> What is required: Which lines contain the word "large"? Return each of them as written.

---- Data rows

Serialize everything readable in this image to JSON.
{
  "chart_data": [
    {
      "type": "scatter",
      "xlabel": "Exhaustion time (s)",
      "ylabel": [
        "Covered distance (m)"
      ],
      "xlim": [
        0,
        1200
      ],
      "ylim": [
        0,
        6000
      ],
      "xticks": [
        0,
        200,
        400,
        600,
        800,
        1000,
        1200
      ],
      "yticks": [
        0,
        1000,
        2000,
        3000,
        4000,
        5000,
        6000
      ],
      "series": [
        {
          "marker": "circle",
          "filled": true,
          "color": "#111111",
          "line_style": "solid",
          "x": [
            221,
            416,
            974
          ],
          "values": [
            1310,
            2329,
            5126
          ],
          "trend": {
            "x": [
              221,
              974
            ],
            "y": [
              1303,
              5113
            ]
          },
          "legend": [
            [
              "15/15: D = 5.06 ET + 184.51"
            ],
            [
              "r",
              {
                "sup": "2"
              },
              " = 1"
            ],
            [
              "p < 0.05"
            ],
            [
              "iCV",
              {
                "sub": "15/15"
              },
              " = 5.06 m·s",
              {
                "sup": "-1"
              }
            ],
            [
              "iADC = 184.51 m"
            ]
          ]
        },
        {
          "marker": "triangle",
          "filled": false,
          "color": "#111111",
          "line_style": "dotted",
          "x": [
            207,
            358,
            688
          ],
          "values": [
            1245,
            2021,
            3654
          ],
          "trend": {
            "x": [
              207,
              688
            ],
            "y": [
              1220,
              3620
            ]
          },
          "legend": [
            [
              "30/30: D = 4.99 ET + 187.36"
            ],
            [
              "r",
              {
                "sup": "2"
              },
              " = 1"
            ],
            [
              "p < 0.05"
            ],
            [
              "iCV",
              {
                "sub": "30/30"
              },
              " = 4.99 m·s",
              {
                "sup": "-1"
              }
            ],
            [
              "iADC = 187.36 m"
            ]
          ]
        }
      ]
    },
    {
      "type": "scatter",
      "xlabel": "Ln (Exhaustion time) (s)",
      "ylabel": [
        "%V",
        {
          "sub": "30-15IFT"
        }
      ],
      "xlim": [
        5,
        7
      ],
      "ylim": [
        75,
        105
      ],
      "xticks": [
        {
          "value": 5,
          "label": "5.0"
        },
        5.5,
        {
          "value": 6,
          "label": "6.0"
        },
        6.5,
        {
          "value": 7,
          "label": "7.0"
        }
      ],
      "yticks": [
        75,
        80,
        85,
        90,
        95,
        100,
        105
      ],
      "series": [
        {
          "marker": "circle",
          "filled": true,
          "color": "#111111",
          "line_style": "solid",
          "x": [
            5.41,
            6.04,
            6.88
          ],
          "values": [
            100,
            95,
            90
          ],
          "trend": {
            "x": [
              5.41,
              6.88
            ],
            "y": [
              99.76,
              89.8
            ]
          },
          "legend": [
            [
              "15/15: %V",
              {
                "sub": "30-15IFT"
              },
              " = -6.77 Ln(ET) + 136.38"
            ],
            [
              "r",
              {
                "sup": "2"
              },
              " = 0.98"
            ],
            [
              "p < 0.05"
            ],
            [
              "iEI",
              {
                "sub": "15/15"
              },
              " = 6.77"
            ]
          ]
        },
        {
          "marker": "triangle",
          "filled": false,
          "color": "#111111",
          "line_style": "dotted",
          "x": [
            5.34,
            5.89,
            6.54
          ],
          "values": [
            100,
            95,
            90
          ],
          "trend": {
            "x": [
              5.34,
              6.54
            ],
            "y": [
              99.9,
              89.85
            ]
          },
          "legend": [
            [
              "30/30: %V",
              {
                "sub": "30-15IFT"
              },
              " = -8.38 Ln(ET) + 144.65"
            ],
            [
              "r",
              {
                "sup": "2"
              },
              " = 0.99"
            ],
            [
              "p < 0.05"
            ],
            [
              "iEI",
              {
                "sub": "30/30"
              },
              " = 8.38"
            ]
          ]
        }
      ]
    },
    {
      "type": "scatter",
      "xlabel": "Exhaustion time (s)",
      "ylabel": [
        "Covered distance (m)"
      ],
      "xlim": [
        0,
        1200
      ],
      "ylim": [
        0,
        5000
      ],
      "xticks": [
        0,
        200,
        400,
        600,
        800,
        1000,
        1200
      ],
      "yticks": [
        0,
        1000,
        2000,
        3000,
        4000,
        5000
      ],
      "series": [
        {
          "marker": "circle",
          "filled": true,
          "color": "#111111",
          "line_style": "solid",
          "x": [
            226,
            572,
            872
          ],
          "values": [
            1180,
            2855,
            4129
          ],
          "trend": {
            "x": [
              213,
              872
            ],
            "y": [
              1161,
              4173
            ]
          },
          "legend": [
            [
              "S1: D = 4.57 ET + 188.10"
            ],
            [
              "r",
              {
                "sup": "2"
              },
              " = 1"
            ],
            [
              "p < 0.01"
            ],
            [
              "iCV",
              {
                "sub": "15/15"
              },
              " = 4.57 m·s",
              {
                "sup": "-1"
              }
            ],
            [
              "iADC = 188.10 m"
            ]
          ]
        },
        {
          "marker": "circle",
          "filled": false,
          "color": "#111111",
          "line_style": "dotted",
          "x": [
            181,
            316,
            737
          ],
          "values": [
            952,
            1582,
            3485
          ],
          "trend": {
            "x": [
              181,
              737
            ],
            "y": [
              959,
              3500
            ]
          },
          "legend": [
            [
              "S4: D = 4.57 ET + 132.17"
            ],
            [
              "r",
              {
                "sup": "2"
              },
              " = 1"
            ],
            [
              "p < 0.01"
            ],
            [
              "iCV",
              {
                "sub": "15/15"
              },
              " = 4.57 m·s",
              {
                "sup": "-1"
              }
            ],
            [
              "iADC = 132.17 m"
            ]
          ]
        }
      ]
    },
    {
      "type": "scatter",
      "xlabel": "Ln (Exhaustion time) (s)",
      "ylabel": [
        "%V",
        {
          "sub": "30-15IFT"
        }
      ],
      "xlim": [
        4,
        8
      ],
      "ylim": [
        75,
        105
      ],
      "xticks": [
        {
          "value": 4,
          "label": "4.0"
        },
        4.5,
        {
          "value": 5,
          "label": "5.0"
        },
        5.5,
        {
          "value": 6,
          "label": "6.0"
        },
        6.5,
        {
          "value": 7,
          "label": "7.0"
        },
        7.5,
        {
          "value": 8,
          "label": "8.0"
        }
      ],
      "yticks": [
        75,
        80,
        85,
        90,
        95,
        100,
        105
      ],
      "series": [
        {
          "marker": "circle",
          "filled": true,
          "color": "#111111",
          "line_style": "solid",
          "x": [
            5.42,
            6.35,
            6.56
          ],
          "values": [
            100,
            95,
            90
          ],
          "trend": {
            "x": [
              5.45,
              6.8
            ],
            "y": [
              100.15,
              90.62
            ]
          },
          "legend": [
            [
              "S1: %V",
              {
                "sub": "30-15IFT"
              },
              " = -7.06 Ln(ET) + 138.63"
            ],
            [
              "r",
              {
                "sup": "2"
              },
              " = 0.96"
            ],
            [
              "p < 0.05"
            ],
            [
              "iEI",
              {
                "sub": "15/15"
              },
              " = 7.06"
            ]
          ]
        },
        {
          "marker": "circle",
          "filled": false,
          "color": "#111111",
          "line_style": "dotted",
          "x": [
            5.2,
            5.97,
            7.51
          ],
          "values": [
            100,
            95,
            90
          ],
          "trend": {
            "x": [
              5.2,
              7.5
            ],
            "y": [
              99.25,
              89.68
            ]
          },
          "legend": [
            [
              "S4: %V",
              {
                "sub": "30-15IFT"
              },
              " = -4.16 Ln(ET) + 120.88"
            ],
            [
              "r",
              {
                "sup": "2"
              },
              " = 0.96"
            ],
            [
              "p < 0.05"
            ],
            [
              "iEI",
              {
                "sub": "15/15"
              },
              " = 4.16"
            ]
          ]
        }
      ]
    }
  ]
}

--------
---- Data rows

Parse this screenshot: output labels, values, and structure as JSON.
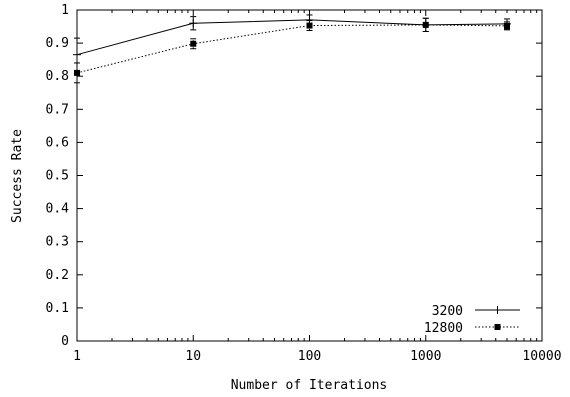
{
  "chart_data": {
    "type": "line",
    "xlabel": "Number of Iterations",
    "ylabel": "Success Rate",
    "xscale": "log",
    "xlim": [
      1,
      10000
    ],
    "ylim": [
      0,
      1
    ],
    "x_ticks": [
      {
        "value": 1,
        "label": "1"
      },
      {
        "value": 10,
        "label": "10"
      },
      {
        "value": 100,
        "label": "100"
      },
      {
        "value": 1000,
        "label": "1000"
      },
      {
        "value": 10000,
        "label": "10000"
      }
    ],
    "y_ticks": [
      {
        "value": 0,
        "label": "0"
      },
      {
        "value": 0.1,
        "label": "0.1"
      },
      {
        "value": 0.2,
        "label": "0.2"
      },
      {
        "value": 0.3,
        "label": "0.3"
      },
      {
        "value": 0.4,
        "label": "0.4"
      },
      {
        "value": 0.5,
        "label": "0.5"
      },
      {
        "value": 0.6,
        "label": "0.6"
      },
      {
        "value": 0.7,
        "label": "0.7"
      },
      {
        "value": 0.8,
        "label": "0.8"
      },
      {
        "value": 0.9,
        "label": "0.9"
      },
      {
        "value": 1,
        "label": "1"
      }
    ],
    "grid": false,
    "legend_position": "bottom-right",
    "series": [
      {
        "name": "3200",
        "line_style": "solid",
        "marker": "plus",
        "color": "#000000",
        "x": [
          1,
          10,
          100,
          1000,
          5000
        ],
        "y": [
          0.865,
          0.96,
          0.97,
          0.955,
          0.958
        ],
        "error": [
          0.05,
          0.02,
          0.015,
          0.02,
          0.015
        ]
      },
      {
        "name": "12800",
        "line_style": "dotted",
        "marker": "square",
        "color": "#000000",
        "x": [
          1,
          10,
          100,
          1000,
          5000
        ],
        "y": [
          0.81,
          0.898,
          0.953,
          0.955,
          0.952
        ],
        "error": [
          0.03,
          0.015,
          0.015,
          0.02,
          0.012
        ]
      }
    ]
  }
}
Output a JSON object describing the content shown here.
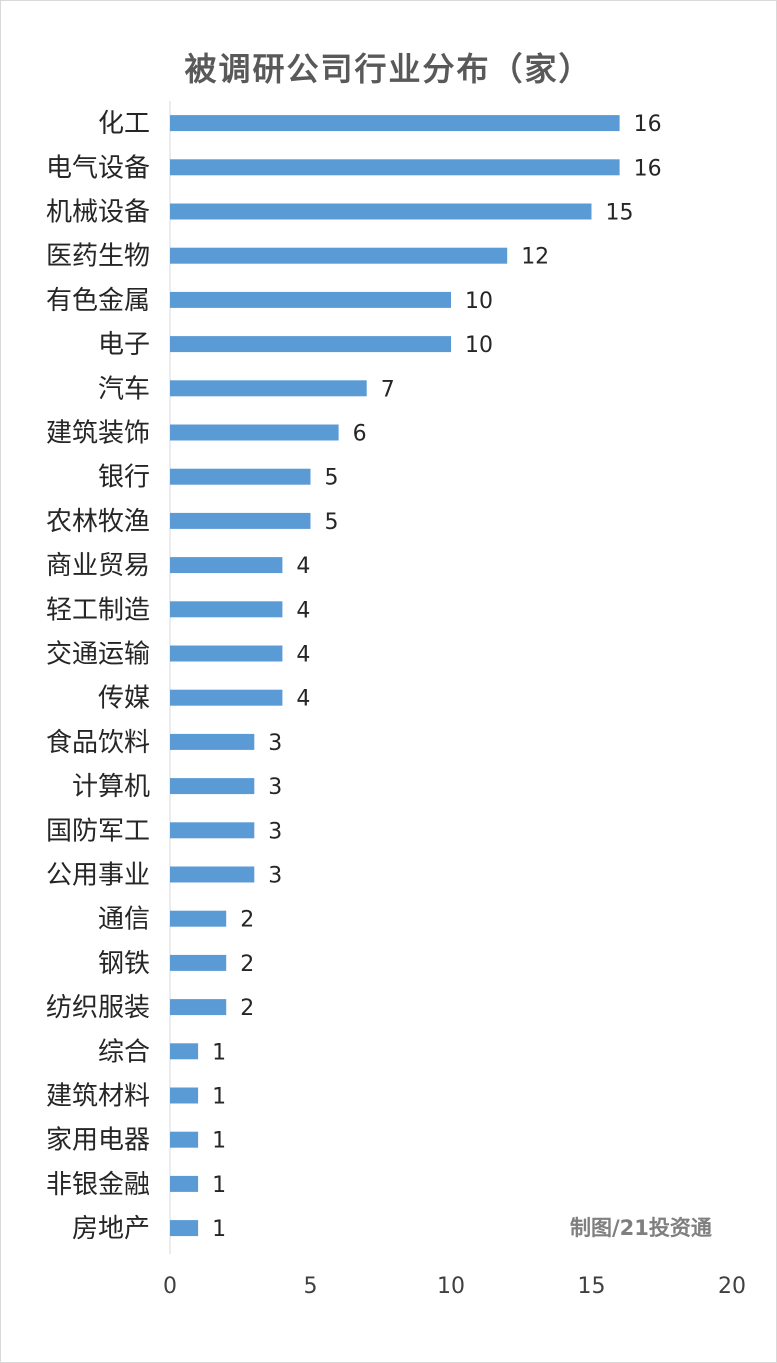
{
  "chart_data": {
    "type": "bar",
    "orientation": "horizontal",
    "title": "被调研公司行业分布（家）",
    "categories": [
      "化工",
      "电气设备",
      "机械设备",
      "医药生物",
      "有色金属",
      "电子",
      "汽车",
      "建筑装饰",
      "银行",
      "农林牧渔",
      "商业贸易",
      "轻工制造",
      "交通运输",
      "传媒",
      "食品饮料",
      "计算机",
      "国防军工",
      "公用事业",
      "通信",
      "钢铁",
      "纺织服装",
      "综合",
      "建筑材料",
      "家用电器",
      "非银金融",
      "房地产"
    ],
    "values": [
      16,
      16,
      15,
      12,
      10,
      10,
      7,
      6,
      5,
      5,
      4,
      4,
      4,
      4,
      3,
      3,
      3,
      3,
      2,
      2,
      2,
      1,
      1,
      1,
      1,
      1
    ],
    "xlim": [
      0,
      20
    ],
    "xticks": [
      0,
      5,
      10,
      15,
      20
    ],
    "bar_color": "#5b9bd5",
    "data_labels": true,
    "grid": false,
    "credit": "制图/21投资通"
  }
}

--------
---- Data rows

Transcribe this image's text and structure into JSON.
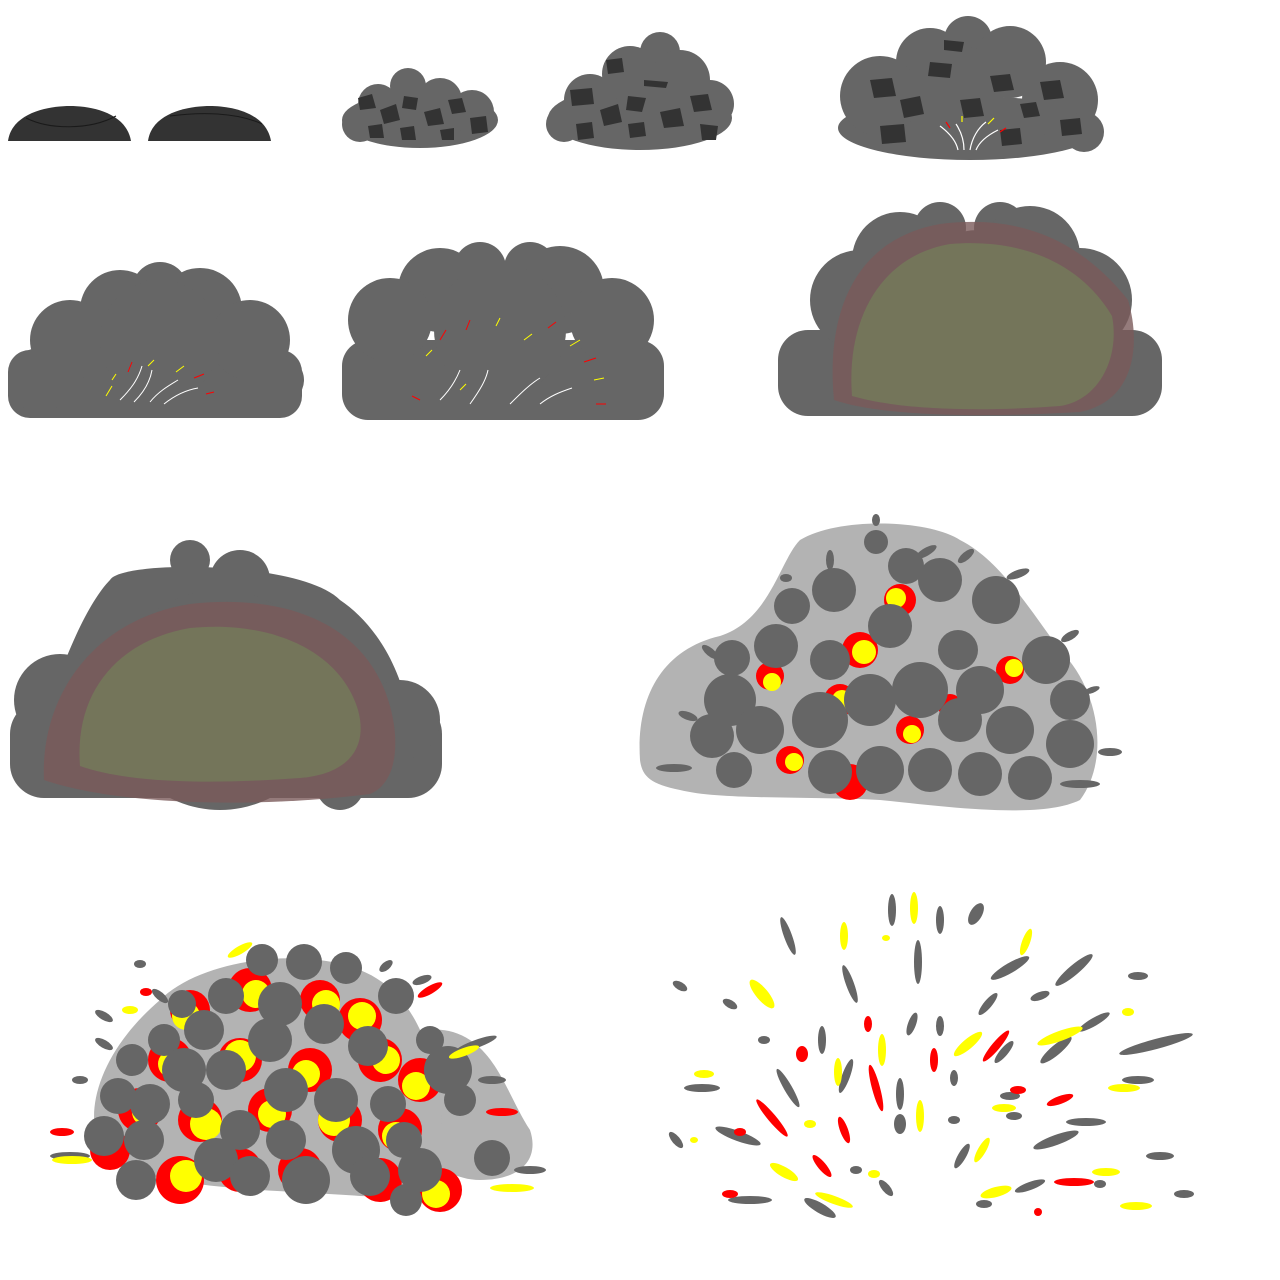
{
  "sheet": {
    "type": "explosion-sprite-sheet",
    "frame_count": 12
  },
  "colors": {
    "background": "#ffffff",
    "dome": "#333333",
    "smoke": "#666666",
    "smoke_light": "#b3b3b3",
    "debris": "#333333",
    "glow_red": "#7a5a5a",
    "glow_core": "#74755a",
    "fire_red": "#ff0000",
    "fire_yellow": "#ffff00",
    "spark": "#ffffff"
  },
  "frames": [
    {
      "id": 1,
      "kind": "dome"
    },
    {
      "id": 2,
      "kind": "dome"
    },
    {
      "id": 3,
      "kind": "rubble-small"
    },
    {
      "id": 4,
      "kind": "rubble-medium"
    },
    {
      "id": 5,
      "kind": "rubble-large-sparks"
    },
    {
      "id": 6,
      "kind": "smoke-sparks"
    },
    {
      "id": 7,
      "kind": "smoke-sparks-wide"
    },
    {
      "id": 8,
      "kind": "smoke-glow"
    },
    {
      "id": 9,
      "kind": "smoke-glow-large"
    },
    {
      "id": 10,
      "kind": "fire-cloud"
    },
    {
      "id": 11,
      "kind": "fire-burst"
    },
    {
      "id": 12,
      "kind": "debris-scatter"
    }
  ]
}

--------

> Result of the exercise:
      "kind": "rubble-large-sparks"
      "kind": "smoke-glow-large"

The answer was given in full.